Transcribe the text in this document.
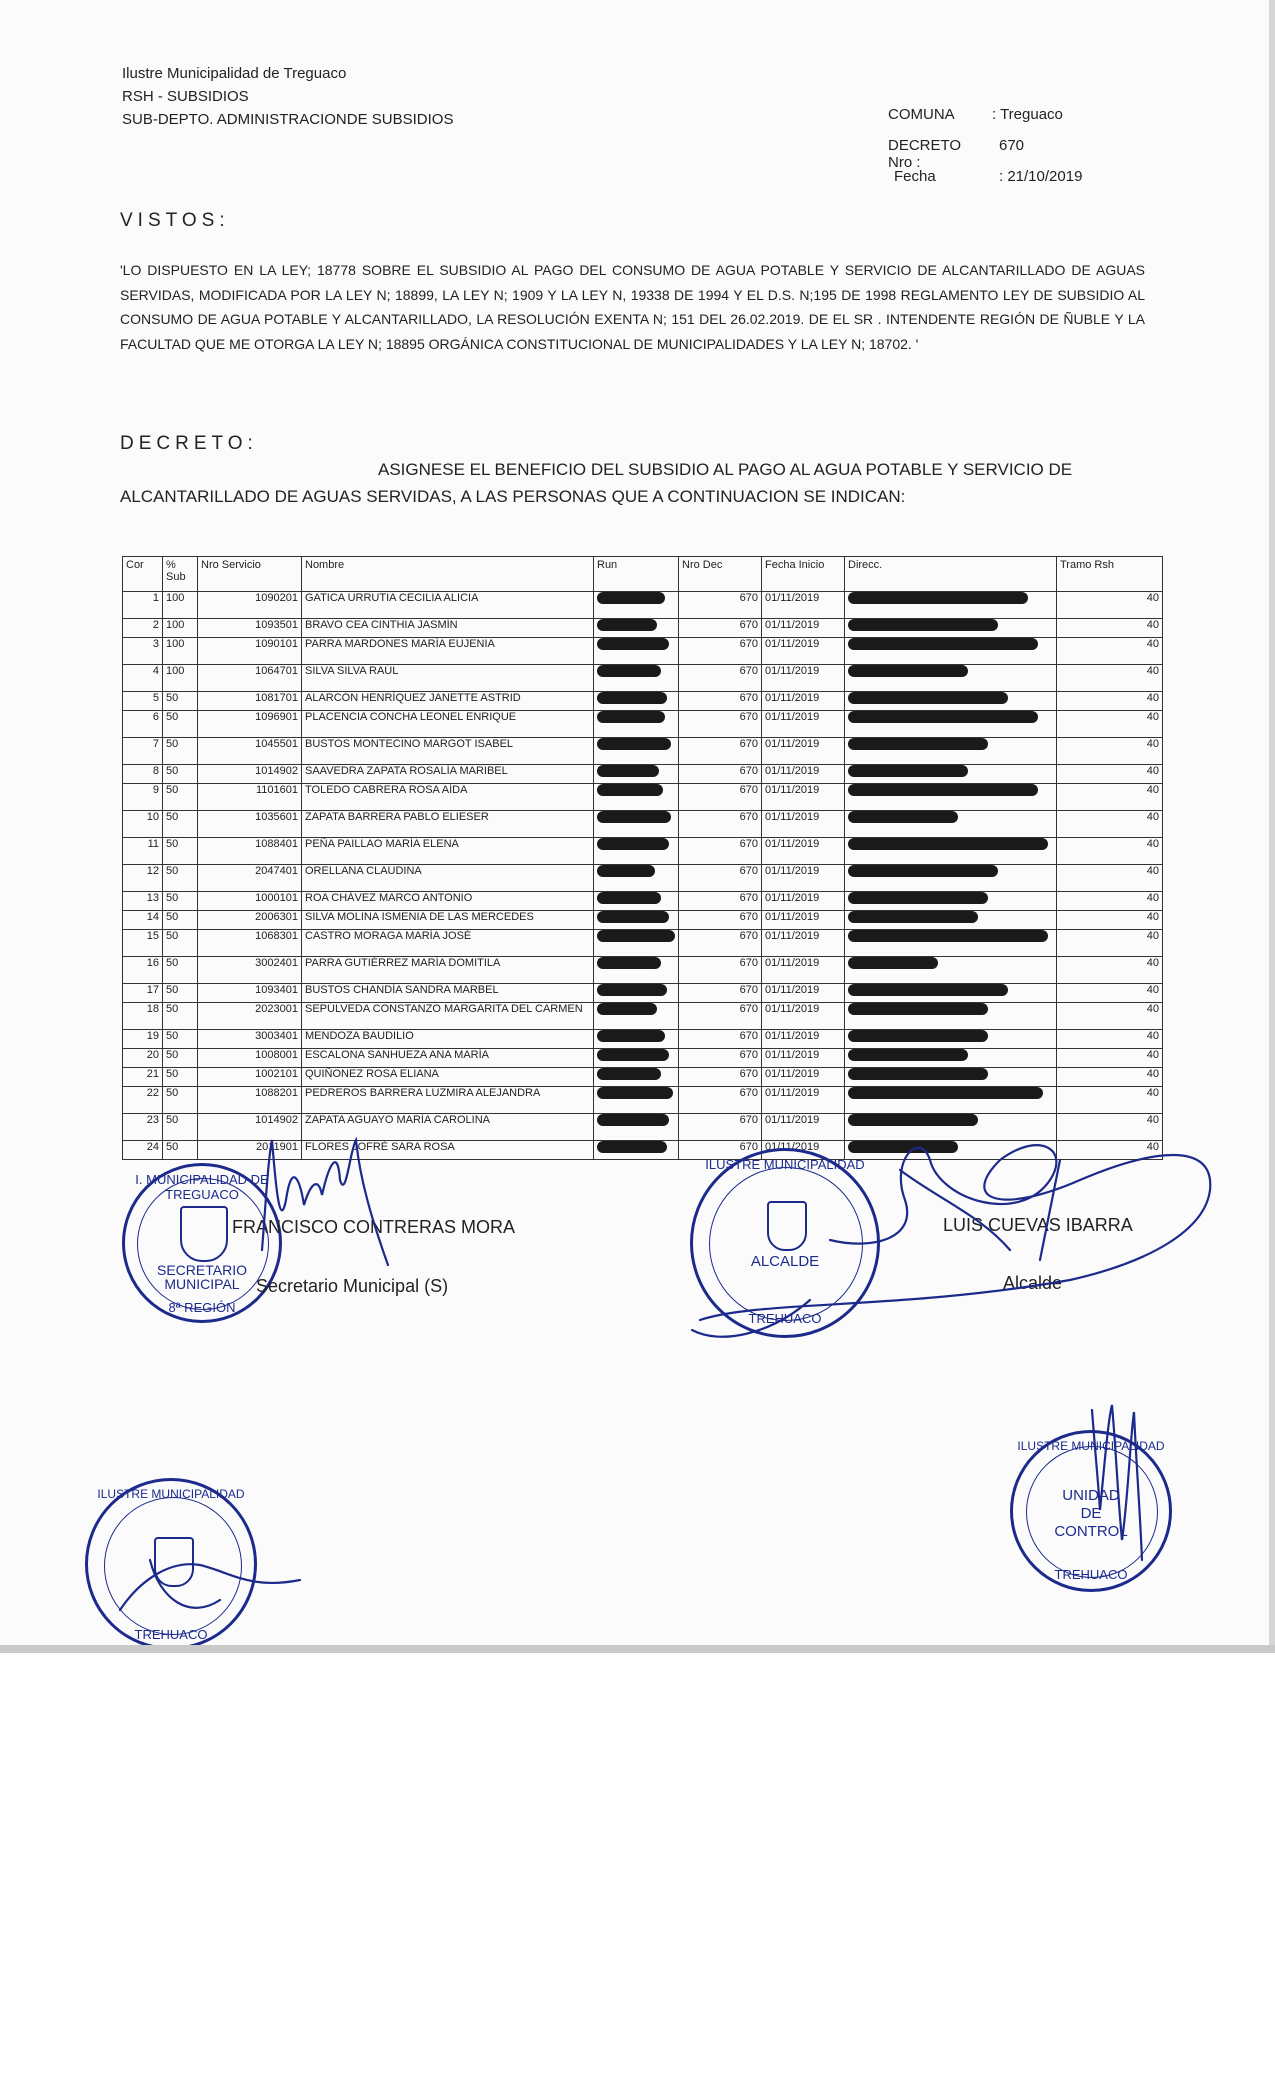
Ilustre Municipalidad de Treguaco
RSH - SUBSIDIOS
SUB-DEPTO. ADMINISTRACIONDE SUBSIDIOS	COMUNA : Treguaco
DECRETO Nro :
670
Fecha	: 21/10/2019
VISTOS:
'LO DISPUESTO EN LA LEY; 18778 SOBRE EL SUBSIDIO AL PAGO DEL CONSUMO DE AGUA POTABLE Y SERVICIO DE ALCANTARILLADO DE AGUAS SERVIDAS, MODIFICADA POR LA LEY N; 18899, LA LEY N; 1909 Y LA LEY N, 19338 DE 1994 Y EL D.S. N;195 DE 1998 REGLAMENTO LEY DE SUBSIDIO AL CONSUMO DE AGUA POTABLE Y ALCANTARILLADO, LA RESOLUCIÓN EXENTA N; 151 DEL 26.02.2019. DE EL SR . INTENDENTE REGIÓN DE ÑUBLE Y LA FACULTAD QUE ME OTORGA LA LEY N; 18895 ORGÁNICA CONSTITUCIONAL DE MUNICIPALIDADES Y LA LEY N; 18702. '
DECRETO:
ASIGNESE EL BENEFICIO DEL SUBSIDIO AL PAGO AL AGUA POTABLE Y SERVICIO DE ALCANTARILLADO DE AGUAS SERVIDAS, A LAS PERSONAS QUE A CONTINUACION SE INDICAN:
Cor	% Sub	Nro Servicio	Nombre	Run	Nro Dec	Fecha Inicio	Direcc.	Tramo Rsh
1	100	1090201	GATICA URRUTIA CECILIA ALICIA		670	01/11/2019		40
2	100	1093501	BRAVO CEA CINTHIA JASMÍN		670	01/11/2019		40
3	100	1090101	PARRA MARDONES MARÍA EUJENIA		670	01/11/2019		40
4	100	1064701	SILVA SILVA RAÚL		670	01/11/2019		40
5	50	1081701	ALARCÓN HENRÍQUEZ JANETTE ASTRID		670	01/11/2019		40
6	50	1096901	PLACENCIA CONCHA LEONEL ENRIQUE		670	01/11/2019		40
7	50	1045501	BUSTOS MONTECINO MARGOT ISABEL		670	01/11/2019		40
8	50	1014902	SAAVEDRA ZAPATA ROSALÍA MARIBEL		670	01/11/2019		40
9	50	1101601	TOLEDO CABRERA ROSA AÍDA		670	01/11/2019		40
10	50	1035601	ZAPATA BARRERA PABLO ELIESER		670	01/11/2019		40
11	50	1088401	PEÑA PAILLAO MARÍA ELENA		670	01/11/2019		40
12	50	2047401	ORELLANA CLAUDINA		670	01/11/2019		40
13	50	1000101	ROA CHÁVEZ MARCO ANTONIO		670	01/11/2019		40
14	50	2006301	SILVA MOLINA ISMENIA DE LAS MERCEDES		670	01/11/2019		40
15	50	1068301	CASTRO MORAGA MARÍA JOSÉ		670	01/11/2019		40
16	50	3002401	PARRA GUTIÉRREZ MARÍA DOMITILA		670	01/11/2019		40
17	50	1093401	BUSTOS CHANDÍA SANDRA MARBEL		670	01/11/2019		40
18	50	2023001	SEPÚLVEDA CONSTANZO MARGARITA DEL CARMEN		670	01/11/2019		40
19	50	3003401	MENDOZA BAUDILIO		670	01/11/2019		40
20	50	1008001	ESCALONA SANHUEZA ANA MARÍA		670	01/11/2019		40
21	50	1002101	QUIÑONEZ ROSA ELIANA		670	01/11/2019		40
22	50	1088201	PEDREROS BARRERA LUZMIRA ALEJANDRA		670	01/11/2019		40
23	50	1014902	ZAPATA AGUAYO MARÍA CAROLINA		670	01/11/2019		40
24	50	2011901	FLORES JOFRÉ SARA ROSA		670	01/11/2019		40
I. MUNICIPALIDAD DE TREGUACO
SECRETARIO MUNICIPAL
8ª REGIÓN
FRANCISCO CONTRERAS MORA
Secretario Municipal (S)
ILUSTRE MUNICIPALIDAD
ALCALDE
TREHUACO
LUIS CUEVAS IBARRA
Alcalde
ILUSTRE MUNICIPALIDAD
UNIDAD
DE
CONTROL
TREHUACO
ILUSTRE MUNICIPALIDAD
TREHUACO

★ ★ ★ ★ ★ ★ ★

Task description:
Except for the pictures, copy every line of the records above exactly.

Reply to the exercise:
Transcribe the text in this document.
Ilustre Municipalidad de Treguaco
RSH - SUBSIDIOS
SUB-DEPTO. ADMINISTRACIONDE SUBSIDIOS	COMUNA : Treguaco
DECRETO Nro :
670
Fecha	: 21/10/2019
VISTOS:
'LO DISPUESTO EN LA LEY; 18778 SOBRE EL SUBSIDIO AL PAGO DEL CONSUMO DE AGUA POTABLE Y SERVICIO DE ALCANTARILLADO DE AGUAS SERVIDAS, MODIFICADA POR LA LEY N; 18899, LA LEY N; 1909 Y LA LEY N, 19338 DE 1994 Y EL D.S. N;195 DE 1998 REGLAMENTO LEY DE SUBSIDIO AL CONSUMO DE AGUA POTABLE Y ALCANTARILLADO, LA RESOLUCIÓN EXENTA N; 151 DEL 26.02.2019. DE EL SR . INTENDENTE REGIÓN DE ÑUBLE Y LA FACULTAD QUE ME OTORGA LA LEY N; 18895 ORGÁNICA CONSTITUCIONAL DE MUNICIPALIDADES Y LA LEY N; 18702. '
DECRETO:
ASIGNESE EL BENEFICIO DEL SUBSIDIO AL PAGO AL AGUA POTABLE Y SERVICIO DE ALCANTARILLADO DE AGUAS SERVIDAS, A LAS PERSONAS QUE A CONTINUACION SE INDICAN:
Cor	% Sub	Nro Servicio	Nombre	Run	Nro Dec	Fecha Inicio	Direcc.	Tramo Rsh
1	100	1090201	GATICA URRUTIA CECILIA ALICIA		670	01/11/2019		40
2	100	1093501	BRAVO CEA CINTHIA JASMÍN		670	01/11/2019		40
3	100	1090101	PARRA MARDONES MARÍA EUJENIA		670	01/11/2019		40
4	100	1064701	SILVA SILVA RAÚL		670	01/11/2019		40
5	50	1081701	ALARCÓN HENRÍQUEZ JANETTE ASTRID		670	01/11/2019		40
6	50	1096901	PLACENCIA CONCHA LEONEL ENRIQUE		670	01/11/2019		40
7	50	1045501	BUSTOS MONTECINO MARGOT ISABEL		670	01/11/2019		40
8	50	1014902	SAAVEDRA ZAPATA ROSALÍA MARIBEL		670	01/11/2019		40
9	50	1101601	TOLEDO CABRERA ROSA AÍDA		670	01/11/2019		40
10	50	1035601	ZAPATA BARRERA PABLO ELIESER		670	01/11/2019		40
11	50	1088401	PEÑA PAILLAO MARÍA ELENA		670	01/11/2019		40
12	50	2047401	ORELLANA CLAUDINA		670	01/11/2019		40
13	50	1000101	ROA CHÁVEZ MARCO ANTONIO		670	01/11/2019		40
14	50	2006301	SILVA MOLINA ISMENIA DE LAS MERCEDES		670	01/11/2019		40
15	50	1068301	CASTRO MORAGA MARÍA JOSÉ		670	01/11/2019		40
16	50	3002401	PARRA GUTIÉRREZ MARÍA DOMITILA		670	01/11/2019		40
17	50	1093401	BUSTOS CHANDÍA SANDRA MARBEL		670	01/11/2019		40
18	50	2023001	SEPÚLVEDA CONSTANZO MARGARITA DEL CARMEN		670	01/11/2019		40
19	50	3003401	MENDOZA BAUDILIO		670	01/11/2019		40
20	50	1008001	ESCALONA SANHUEZA ANA MARÍA		670	01/11/2019		40
21	50	1002101	QUIÑONEZ ROSA ELIANA		670	01/11/2019		40
22	50	1088201	PEDREROS BARRERA LUZMIRA ALEJANDRA		670	01/11/2019		40
23	50	1014902	ZAPATA AGUAYO MARÍA CAROLINA		670	01/11/2019		40
24	50	2011901	FLORES JOFRÉ SARA ROSA		670	01/11/2019		40
I. MUNICIPALIDAD DE TREGUACO
SECRETARIO MUNICIPAL
8ª REGIÓN
FRANCISCO CONTRERAS MORA
Secretario Municipal (S)
ILUSTRE MUNICIPALIDAD
ALCALDE
TREHUACO
LUIS CUEVAS IBARRA
Alcalde
ILUSTRE MUNICIPALIDAD
UNIDAD
DE
CONTROL
TREHUACO
ILUSTRE MUNICIPALIDAD
TREHUACO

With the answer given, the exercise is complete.